Excerpt from a dataset
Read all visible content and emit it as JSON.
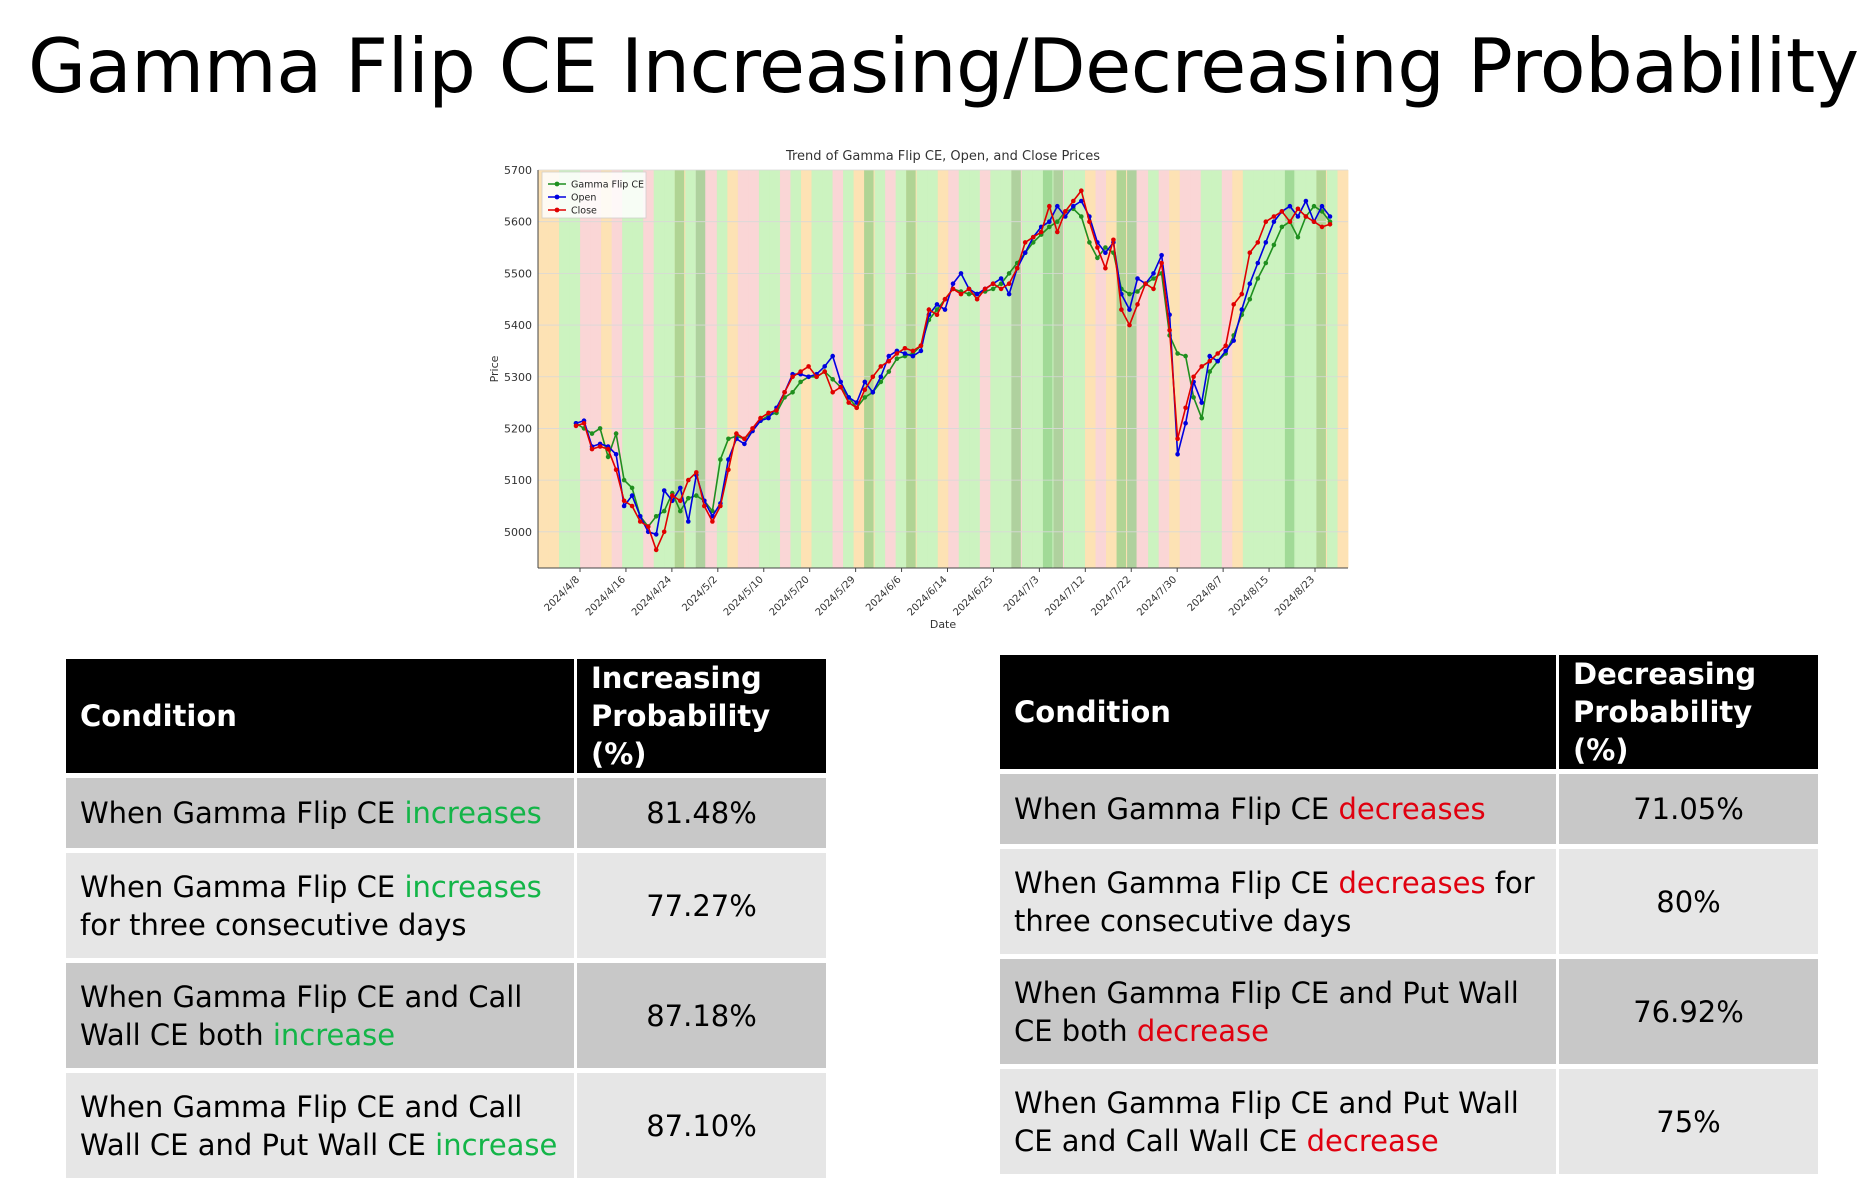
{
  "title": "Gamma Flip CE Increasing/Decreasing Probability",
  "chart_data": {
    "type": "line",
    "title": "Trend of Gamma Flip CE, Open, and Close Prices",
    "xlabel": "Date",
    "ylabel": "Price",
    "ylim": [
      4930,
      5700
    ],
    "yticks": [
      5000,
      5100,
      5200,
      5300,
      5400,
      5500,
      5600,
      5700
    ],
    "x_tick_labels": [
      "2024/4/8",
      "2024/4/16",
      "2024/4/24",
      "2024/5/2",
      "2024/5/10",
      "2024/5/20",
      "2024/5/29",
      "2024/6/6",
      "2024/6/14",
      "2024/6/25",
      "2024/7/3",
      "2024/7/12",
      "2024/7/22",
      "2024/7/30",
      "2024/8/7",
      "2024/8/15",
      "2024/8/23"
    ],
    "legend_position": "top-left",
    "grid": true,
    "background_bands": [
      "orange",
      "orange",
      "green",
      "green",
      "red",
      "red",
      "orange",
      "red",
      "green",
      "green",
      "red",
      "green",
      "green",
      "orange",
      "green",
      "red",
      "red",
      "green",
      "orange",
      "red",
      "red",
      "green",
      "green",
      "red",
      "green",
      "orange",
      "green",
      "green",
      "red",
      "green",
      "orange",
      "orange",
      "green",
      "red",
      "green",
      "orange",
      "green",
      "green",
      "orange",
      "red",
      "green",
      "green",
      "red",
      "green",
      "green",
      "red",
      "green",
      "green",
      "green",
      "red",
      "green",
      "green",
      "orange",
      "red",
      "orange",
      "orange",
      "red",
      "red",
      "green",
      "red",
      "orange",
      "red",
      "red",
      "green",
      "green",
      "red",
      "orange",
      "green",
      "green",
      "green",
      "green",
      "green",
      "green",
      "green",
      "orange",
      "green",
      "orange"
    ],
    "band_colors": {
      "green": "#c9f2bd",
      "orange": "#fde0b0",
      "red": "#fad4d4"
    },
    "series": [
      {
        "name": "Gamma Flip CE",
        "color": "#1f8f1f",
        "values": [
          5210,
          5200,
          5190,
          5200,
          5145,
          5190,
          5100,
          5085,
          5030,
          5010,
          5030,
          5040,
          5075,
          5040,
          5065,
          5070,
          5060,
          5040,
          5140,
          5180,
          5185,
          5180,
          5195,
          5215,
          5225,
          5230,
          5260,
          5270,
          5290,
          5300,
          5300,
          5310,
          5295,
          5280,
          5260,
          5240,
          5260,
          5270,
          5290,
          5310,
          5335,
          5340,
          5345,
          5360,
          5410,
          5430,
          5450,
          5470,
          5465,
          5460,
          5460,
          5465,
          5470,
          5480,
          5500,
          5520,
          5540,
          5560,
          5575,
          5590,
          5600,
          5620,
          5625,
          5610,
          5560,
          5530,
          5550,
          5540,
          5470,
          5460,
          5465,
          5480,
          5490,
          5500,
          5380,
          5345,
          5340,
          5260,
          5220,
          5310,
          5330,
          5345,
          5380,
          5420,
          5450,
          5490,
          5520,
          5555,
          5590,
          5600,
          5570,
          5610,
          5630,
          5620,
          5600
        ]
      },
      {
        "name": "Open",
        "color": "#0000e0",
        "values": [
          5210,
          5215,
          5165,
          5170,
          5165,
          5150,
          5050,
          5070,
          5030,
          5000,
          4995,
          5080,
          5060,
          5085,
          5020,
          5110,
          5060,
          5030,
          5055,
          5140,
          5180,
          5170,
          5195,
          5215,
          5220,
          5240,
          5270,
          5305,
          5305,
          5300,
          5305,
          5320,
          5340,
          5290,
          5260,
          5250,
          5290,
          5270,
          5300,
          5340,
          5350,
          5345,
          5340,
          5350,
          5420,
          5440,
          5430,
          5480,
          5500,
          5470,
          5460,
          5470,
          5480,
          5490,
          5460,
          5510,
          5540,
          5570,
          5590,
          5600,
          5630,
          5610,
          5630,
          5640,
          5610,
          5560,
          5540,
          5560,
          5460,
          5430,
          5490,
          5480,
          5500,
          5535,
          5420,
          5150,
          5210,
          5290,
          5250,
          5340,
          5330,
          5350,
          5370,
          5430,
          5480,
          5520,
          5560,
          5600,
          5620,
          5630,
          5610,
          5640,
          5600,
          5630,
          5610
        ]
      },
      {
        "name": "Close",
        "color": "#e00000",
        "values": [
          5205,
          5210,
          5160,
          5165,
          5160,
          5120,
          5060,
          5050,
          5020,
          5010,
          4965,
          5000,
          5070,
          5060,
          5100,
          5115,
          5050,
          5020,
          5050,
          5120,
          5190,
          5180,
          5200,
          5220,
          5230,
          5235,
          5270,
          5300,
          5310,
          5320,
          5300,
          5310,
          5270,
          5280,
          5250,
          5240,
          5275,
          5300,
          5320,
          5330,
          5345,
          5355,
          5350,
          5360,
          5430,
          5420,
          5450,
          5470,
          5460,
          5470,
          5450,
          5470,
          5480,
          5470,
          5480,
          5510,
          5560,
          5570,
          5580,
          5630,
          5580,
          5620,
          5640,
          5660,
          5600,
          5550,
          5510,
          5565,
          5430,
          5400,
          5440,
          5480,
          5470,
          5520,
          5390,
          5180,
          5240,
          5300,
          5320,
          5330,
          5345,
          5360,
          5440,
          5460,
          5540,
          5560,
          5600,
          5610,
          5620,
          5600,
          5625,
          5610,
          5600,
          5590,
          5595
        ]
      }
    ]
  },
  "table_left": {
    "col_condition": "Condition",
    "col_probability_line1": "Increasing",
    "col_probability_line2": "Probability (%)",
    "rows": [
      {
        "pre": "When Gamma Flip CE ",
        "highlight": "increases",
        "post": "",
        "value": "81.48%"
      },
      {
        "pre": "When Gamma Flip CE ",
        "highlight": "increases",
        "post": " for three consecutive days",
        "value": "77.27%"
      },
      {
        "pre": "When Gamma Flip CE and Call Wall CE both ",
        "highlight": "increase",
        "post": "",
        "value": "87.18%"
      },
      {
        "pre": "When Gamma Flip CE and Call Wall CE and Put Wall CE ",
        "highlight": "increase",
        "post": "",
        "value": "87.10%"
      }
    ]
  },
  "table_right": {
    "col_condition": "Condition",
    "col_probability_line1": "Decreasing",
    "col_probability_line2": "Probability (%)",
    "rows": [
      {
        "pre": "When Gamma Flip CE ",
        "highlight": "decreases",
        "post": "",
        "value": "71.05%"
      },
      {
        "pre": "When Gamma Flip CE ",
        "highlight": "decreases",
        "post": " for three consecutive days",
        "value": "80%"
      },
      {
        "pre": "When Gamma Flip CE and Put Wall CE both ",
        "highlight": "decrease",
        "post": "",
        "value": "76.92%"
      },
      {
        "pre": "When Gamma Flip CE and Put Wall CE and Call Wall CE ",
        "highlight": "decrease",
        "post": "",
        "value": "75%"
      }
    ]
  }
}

--

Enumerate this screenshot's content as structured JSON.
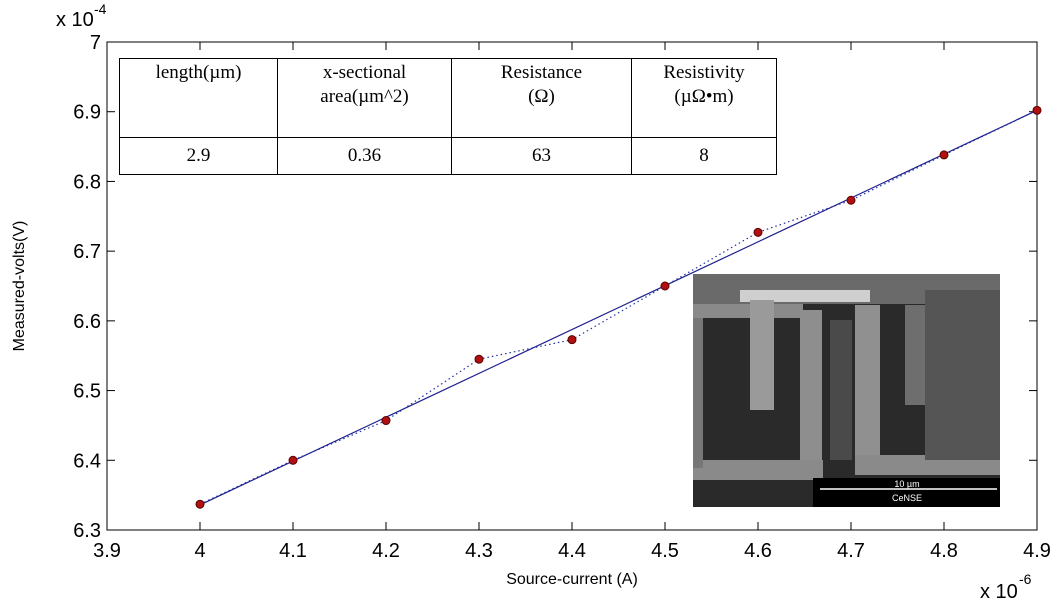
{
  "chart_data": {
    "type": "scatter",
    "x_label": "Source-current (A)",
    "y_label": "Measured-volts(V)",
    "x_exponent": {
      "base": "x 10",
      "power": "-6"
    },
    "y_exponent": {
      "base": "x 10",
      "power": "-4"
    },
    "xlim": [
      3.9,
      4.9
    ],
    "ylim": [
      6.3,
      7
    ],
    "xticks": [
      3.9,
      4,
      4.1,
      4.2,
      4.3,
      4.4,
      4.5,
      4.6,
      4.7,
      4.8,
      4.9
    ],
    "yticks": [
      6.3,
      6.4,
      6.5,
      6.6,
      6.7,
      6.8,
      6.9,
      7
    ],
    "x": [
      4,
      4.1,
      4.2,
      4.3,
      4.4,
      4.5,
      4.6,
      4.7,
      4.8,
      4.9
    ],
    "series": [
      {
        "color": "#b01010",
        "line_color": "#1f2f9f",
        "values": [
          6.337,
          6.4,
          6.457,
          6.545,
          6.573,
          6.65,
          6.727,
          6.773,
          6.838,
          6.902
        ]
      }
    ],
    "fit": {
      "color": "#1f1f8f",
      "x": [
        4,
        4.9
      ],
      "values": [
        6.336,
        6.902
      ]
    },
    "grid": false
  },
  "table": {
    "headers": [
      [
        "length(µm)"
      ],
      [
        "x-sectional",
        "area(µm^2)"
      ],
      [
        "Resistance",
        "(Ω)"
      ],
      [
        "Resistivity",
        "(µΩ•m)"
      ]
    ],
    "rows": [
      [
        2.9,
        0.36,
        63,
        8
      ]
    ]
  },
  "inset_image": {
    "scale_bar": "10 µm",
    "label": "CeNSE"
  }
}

...

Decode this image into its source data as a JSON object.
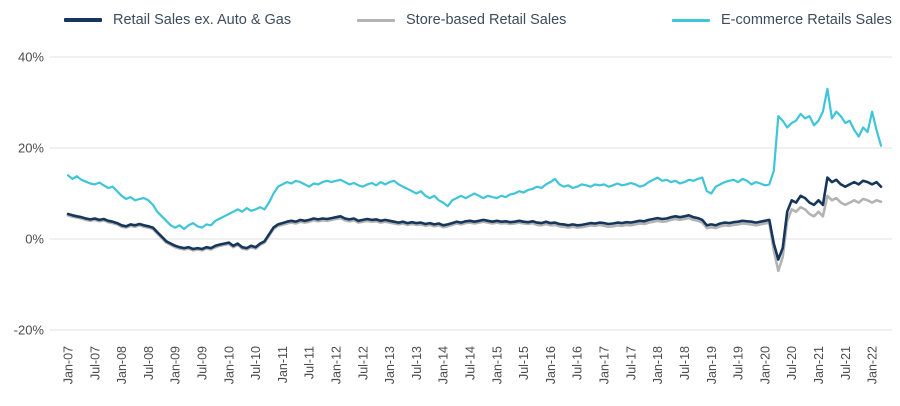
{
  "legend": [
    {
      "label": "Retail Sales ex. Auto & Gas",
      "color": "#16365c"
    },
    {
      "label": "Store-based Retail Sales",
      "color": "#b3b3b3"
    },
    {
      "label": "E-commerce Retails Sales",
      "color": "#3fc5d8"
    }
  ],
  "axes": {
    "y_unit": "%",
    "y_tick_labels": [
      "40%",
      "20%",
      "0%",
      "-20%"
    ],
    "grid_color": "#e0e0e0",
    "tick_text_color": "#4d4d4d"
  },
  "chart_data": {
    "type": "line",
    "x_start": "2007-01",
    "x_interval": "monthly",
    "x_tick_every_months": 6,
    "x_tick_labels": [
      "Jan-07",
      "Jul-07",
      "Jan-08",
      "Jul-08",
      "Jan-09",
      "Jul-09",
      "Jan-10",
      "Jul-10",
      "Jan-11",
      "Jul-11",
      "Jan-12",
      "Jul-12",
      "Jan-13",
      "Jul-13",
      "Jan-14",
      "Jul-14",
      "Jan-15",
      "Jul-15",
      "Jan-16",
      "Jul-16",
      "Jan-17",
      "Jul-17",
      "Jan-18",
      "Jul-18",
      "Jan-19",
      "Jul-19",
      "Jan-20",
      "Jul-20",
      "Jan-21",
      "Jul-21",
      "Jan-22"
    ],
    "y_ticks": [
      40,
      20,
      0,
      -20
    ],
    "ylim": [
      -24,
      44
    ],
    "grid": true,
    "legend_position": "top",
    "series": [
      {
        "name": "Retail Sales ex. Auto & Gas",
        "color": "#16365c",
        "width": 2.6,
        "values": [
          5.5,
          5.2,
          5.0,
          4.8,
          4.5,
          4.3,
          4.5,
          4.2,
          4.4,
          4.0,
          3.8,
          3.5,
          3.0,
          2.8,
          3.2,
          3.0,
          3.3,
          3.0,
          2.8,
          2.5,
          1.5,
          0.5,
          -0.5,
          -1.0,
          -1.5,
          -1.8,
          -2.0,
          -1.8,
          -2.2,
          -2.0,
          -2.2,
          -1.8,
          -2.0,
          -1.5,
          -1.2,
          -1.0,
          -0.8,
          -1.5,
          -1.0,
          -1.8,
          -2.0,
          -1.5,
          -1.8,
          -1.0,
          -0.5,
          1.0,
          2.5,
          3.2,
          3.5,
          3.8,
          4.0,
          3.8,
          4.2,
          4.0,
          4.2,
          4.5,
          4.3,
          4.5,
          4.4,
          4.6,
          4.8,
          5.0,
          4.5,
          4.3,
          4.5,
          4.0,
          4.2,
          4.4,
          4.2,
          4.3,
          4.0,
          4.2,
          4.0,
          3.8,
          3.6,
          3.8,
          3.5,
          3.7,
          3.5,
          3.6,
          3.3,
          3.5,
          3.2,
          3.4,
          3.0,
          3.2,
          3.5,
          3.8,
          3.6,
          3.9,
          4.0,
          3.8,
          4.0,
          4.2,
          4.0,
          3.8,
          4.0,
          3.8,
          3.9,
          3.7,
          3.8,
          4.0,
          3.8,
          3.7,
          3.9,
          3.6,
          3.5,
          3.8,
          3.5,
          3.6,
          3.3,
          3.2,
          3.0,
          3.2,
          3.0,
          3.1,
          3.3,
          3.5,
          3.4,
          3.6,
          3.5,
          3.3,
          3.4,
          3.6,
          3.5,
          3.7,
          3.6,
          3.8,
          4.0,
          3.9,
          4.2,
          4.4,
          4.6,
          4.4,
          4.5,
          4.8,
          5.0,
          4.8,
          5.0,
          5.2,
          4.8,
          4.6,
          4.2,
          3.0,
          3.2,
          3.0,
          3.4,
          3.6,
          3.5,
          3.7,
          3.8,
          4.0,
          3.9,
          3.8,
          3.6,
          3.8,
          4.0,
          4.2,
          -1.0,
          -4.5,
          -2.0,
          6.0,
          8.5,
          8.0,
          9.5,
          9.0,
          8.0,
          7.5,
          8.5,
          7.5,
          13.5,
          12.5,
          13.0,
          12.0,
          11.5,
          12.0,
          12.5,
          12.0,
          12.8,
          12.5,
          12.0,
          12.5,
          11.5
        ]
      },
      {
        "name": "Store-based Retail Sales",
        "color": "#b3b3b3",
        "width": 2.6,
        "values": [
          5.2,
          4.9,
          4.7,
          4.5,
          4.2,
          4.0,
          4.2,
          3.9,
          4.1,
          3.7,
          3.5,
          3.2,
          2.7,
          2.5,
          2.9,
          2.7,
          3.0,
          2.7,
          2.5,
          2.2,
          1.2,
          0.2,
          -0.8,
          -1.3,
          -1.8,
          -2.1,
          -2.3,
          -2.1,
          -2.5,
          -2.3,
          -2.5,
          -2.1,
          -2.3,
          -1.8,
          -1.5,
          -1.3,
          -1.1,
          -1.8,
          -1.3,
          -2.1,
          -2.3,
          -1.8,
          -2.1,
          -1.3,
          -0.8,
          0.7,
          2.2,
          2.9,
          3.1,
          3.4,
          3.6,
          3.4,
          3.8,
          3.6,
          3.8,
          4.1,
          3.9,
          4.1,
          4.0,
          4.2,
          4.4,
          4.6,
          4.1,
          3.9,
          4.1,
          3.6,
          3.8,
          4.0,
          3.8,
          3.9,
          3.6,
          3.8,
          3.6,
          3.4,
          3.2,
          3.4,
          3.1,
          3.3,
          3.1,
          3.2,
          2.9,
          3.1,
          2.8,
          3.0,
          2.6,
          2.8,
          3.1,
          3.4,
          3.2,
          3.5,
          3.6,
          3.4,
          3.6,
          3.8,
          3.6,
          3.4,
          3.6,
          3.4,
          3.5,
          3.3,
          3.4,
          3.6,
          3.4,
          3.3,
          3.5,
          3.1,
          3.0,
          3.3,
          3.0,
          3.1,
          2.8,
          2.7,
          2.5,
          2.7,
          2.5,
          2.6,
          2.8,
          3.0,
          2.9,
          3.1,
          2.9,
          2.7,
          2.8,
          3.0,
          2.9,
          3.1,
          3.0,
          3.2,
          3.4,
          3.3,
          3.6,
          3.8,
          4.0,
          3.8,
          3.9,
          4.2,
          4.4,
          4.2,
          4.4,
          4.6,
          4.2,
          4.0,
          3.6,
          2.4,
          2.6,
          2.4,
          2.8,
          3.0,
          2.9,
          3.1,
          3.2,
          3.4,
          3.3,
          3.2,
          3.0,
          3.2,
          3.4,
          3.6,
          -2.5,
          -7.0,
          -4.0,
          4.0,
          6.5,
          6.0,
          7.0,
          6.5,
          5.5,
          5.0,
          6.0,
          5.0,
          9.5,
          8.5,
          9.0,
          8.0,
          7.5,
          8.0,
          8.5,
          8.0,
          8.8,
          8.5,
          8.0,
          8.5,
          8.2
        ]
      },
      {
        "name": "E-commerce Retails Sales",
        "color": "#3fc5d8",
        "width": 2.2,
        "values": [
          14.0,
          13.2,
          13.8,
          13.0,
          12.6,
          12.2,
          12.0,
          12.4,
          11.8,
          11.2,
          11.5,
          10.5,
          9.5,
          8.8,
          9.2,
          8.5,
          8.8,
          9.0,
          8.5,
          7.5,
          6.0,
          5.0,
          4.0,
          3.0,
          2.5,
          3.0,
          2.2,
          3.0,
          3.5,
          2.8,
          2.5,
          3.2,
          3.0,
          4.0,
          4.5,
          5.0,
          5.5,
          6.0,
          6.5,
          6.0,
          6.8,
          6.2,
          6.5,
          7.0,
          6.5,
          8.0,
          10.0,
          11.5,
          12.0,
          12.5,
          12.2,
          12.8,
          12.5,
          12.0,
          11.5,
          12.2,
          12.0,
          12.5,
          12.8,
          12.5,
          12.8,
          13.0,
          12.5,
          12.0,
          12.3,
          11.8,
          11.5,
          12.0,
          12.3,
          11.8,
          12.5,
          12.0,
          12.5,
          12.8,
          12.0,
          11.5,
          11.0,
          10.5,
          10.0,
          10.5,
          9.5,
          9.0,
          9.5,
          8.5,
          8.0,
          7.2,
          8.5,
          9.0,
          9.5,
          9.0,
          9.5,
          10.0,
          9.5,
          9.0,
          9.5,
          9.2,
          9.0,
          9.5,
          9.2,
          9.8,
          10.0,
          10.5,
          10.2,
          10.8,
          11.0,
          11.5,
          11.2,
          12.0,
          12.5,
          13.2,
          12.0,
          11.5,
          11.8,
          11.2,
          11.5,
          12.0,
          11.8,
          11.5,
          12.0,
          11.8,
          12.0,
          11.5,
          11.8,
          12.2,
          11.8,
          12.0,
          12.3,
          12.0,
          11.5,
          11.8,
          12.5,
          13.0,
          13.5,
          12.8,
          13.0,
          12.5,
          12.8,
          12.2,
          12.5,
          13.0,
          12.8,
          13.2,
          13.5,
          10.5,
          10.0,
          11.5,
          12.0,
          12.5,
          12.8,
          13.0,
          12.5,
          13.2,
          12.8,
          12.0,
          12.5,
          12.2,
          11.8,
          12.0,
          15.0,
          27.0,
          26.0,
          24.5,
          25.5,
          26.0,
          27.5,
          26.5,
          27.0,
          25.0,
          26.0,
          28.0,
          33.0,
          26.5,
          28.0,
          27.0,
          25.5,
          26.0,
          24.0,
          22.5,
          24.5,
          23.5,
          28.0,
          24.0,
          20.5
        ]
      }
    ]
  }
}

• _AIM_
Find the word "Increasing" in the records and pull out each line that has it.

• _FINISHED EXERCISE_
  "title": "Gamma Flip CE Increasing/Decreasing Probability",
    "col_probability_line1": "Increasing",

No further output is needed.